_INSTRUCTION:_ Count how many lines of the data include "over". The answer is that number and nothing else.

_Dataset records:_
++++++++++

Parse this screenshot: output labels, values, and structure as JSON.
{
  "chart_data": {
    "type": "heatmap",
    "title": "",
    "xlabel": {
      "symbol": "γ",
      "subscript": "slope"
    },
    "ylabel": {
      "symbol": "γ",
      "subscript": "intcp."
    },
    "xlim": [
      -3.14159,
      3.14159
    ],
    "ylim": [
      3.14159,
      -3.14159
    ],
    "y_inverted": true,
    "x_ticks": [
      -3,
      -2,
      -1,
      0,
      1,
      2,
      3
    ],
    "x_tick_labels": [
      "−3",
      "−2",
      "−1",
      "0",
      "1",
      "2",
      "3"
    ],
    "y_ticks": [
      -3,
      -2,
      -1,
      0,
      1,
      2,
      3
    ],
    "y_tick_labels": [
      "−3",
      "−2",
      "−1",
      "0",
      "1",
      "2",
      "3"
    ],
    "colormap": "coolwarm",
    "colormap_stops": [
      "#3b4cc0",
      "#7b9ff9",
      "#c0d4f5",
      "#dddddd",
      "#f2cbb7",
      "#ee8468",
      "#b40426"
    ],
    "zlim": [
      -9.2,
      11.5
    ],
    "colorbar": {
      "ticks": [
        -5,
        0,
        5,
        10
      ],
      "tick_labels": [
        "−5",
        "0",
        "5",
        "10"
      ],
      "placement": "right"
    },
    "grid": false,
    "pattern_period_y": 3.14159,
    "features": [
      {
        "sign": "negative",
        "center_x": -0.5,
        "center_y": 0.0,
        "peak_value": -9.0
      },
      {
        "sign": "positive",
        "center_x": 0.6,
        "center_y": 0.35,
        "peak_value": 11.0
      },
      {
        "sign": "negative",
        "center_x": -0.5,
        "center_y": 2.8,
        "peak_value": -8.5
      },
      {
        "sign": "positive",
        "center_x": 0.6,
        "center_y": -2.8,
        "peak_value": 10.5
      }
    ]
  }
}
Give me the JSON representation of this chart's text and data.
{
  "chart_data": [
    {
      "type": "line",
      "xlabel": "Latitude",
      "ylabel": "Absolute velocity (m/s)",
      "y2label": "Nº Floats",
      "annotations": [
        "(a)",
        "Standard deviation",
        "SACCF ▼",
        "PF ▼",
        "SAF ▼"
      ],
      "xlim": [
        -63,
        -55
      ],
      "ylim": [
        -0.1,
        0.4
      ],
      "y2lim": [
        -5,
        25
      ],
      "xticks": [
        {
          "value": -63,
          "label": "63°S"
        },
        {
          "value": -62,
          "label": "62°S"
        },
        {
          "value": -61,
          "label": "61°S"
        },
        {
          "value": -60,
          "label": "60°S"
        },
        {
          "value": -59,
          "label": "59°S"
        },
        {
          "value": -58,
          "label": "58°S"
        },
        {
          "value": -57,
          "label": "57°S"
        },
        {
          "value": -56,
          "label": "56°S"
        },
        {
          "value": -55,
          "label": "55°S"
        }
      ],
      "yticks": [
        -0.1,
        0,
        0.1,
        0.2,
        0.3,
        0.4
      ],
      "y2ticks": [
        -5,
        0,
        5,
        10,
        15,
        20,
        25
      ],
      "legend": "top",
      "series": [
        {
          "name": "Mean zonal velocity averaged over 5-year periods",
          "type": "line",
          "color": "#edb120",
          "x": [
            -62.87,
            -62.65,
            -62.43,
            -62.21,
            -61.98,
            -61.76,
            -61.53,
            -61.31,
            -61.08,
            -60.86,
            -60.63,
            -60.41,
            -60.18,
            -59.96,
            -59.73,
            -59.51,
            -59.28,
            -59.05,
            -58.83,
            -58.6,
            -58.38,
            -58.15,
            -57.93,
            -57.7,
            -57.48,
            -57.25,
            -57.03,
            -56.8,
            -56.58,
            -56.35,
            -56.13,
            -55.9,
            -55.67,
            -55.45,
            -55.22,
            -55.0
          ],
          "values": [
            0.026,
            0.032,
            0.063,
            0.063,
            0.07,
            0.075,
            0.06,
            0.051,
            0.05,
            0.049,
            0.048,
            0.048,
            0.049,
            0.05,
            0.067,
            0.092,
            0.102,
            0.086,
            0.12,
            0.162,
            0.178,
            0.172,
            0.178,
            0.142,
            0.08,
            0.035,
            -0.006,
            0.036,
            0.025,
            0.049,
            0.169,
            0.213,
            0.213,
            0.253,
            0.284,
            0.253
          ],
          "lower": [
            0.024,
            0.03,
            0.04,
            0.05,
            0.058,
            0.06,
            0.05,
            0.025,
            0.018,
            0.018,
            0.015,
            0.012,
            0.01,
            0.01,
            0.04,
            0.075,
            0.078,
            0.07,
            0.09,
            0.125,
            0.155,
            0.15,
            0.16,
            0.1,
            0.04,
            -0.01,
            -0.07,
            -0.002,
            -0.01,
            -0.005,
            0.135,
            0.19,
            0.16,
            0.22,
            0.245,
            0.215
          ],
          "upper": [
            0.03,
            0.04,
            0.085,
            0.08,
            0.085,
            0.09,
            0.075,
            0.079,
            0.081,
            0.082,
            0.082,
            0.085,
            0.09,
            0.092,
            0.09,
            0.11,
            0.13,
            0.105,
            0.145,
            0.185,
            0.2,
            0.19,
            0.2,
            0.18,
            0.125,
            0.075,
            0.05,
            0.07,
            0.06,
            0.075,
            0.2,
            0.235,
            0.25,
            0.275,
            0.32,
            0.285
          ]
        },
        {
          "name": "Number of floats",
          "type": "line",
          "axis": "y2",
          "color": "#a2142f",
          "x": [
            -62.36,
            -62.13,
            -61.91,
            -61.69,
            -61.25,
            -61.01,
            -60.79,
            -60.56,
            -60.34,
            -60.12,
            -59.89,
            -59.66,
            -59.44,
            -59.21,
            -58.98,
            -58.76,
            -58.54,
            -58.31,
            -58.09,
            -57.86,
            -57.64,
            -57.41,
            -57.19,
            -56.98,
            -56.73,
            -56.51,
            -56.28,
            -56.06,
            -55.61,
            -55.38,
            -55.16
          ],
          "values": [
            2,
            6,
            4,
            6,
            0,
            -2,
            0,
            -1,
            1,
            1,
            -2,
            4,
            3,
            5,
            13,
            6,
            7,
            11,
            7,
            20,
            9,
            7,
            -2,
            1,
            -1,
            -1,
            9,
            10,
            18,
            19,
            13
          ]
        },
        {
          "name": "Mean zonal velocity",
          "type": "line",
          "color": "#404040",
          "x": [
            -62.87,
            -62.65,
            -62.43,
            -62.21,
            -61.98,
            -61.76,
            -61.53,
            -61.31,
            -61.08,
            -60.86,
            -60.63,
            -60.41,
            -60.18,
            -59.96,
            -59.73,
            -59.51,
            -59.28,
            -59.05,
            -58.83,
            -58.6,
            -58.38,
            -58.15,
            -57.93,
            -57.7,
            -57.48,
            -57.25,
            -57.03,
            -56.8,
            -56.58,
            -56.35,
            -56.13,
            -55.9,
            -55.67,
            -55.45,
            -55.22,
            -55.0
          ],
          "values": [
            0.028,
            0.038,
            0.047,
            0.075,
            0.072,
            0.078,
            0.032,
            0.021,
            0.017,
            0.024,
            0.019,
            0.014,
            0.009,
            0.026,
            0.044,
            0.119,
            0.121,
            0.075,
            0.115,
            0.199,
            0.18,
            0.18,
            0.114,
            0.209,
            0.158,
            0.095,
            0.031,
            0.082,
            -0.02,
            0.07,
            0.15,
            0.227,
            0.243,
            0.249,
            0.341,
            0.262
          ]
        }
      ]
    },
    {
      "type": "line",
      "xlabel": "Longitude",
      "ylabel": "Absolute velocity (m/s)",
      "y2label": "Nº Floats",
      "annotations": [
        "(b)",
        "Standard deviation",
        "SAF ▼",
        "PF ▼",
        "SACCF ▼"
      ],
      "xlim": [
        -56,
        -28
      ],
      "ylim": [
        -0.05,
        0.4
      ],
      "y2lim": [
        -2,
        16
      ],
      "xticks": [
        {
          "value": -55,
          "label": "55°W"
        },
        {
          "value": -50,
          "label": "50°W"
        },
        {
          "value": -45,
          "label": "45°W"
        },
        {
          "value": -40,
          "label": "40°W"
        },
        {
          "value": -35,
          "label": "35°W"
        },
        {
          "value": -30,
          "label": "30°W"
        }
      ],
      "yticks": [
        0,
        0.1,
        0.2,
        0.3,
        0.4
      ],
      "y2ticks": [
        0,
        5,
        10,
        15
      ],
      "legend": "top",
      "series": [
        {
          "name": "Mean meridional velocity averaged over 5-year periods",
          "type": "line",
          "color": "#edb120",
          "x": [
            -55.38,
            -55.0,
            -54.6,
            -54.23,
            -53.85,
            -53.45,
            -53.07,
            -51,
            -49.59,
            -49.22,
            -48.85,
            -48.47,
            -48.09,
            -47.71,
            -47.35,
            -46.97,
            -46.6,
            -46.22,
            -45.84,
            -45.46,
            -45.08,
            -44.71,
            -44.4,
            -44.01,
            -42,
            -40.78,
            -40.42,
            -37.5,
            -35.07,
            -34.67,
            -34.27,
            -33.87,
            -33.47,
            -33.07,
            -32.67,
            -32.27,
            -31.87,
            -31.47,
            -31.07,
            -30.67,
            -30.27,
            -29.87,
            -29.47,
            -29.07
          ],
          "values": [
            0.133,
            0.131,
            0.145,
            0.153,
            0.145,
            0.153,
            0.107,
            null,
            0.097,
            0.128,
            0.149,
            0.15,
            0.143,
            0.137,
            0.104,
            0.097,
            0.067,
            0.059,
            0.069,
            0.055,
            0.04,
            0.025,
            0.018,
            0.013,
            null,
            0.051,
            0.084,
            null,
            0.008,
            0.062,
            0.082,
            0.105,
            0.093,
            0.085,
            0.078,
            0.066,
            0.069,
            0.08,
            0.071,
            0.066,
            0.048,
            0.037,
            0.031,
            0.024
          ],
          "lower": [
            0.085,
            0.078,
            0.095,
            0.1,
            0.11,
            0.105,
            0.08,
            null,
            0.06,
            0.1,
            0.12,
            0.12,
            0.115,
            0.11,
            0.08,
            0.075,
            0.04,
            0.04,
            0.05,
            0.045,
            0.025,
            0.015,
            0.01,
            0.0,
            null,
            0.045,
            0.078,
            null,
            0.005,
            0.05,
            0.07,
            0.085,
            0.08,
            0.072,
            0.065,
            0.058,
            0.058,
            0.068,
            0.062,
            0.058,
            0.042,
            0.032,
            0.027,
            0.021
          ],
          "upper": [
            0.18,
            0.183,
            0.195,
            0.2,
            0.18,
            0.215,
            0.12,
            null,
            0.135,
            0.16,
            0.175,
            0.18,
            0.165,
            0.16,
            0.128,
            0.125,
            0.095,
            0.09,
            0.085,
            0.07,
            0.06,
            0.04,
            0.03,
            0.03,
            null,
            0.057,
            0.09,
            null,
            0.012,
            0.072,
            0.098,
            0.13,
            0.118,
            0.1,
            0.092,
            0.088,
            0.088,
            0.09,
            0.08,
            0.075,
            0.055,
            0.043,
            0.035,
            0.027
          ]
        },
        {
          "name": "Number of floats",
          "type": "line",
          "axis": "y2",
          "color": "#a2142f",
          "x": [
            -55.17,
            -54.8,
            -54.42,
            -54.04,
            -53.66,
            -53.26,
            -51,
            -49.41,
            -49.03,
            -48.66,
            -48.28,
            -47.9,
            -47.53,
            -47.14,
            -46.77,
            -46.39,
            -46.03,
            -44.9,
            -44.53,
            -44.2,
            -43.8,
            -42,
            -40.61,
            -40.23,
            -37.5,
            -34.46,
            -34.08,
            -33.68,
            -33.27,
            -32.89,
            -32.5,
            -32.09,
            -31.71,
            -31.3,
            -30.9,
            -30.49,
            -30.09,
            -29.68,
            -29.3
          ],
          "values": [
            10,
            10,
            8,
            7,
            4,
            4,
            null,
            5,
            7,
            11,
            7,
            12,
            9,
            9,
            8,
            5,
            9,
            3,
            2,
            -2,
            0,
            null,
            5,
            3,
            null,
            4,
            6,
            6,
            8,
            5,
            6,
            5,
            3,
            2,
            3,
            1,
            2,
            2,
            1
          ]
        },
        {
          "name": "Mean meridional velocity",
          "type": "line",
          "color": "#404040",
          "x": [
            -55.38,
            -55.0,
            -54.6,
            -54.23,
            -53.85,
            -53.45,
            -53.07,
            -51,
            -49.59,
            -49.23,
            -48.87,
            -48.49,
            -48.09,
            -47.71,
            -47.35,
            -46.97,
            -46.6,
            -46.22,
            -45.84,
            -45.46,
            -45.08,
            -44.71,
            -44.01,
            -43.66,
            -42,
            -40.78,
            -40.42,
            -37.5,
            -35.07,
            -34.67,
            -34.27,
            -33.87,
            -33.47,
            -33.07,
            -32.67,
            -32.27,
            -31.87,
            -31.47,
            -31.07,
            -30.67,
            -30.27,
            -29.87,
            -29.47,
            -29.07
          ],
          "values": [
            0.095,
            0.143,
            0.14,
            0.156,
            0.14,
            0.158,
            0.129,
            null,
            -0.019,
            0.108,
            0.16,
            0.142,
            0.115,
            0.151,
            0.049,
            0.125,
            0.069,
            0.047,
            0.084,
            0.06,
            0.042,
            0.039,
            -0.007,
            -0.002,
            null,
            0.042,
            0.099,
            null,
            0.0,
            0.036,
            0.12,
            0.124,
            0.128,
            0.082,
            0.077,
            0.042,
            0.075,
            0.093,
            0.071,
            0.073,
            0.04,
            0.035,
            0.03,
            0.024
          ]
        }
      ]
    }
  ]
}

++++++++++

_SOLUTION TO THE PROBLEM:_ 2